TEXT BLOCK:

++++++++++

Most drug candidates and therapeutic strategies advance to preclinical testing but ultimately fail to achieve clinical approval. A major contributor to this high failure rate is the reliance on conventional 2D monolayer cell cultures, which inadequately recapitulate the native microenvironments from which cells originate. To better predict physiological responses, there is a critical need for 3D in vitro disease models that incorporate key features of the native microenvironment and enable the study of multiscale interactions at both local and distant sites. 

Reconstructing complex tissue and organ architectures in 3D requires the precise spatial organization of living cells and functional biomaterials with high hierarchical fidelity and structural heterogeneity—capabilities that exceed those of conventional fabrication technologies. Addressing this challenge demands fundamental advances in both materials science and bioengineering.

Our approach integrates advanced manufacturing technologies, including 3D bioprinting and micro-/nanofabrication, to enable the spatiotemporal assembly of integrated biological microsystems with device-level functionality. Specifically, we aim to establish and control key biological cues that govern cell fate, thereby recapitulating critical aspects of disease progression. These 3D organotypic models are programmably fabricated through (i) precise deposition of cell-laden bioinks and (ii) guided cell self-organization through cell–cell and cell–ECM interactions, enabling dynamic (4D) modulation over time. These in vitro platforms provide powerful testbeds to (i) model disease progression and investigate underlying mechanisms from the molecular to tissue scale, and (ii) support preclinical evaluation of therapeutic strategies, drug candidates, and biomedical devices.

++++++++++

PROBLEM: According to the text on 3D in vitro disease models, what is a major contributor to the high failure rate of drug candidates? The material that follows is not needed for the task.

++++++++++

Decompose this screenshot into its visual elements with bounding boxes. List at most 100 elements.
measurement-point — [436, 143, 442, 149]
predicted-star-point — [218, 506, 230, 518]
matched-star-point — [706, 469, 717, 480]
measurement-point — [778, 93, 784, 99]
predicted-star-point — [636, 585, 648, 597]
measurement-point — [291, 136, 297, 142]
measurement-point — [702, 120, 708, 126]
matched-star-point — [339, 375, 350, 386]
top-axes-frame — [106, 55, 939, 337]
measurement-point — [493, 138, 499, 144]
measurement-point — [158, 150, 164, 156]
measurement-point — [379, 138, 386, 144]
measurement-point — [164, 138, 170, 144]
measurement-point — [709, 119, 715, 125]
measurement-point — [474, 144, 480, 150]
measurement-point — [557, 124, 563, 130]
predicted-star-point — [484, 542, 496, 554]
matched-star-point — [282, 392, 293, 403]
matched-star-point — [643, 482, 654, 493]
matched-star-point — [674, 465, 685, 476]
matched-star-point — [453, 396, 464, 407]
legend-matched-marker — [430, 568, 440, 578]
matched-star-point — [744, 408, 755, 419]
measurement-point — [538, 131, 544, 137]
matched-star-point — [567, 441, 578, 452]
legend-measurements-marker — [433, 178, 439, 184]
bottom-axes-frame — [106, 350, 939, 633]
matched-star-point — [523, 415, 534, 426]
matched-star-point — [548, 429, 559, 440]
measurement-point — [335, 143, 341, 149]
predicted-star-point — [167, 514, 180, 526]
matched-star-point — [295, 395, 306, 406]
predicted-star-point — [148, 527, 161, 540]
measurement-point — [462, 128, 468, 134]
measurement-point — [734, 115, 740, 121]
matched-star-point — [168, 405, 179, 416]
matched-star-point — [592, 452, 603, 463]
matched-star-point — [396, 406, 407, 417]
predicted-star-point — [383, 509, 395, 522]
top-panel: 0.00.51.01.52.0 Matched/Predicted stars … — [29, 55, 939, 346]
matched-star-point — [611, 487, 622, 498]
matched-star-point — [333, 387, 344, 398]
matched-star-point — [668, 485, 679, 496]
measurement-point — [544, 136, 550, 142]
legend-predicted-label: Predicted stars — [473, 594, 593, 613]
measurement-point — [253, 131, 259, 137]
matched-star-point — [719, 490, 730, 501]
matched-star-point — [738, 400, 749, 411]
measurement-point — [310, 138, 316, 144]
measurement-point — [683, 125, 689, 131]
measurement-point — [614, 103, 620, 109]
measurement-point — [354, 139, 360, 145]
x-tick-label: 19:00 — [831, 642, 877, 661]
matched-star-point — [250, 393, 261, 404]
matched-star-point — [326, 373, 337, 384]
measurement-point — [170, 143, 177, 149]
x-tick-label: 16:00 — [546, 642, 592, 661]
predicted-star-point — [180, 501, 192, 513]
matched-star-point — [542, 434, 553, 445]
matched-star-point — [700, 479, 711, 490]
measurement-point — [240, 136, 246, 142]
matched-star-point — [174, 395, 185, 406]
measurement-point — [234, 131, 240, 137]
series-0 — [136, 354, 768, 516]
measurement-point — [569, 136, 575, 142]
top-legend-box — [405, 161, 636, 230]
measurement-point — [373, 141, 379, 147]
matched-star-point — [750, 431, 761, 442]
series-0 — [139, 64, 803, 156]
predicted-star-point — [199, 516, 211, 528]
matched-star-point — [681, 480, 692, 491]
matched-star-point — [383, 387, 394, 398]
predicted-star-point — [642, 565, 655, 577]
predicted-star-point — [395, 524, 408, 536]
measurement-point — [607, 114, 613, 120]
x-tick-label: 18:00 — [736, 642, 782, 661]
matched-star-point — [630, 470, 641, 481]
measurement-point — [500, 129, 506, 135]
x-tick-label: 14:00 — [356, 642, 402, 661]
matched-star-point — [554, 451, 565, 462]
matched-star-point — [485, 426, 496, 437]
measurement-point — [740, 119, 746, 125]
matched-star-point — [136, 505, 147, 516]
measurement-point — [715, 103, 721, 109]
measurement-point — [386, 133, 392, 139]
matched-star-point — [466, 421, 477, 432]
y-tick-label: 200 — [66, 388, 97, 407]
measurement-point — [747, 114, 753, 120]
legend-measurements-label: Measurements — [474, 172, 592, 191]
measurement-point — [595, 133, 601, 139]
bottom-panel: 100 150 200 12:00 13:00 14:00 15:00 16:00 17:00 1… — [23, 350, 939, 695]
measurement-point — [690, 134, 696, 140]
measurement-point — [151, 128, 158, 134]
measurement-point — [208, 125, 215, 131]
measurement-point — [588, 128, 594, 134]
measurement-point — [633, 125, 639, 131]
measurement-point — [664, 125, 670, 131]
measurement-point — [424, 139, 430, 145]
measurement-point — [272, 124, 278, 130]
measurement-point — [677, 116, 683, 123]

++++++++++

COMPLETED TASK: The reliance on conventional 2D monolayer cell cultures.